Stated task -> Everything in the listing except the pictures should be written out exactly.

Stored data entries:
>>>>
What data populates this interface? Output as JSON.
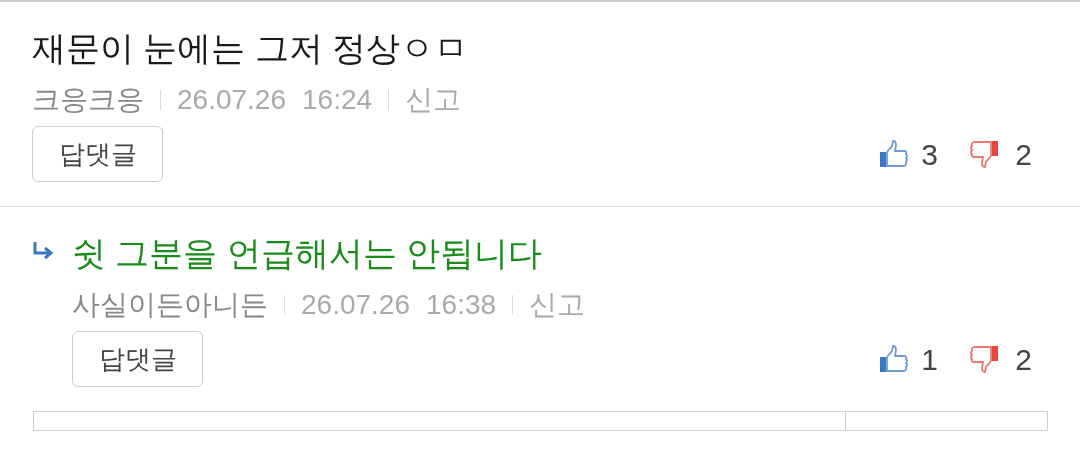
{
  "comments": [
    {
      "kind": "comment",
      "text": "재문이 눈에는 그저 정상ㅇㅁ",
      "author": "크응크응",
      "date": "26.07.26",
      "time": "16:24",
      "report": "신고",
      "reply_button": "답댓글",
      "likes": "3",
      "dislikes": "2"
    },
    {
      "kind": "reply",
      "text": "쉿 그분을 언급해서는 안됩니다",
      "author": "사실이든아니든",
      "date": "26.07.26",
      "time": "16:38",
      "report": "신고",
      "reply_button": "답댓글",
      "likes": "1",
      "dislikes": "2"
    }
  ]
}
<<<<
Right answer ->
What data populates this interface? Output as JSON.
{
  "comments": [
    {
      "kind": "comment",
      "text": "재문이 눈에는 그저 정상ㅇㅁ",
      "author": "크응크응",
      "date": "26.07.26",
      "time": "16:24",
      "report": "신고",
      "reply_button": "답댓글",
      "likes": "3",
      "dislikes": "2"
    },
    {
      "kind": "reply",
      "text": "쉿 그분을 언급해서는 안됩니다",
      "author": "사실이든아니든",
      "date": "26.07.26",
      "time": "16:38",
      "report": "신고",
      "reply_button": "답댓글",
      "likes": "1",
      "dislikes": "2"
    }
  ]
}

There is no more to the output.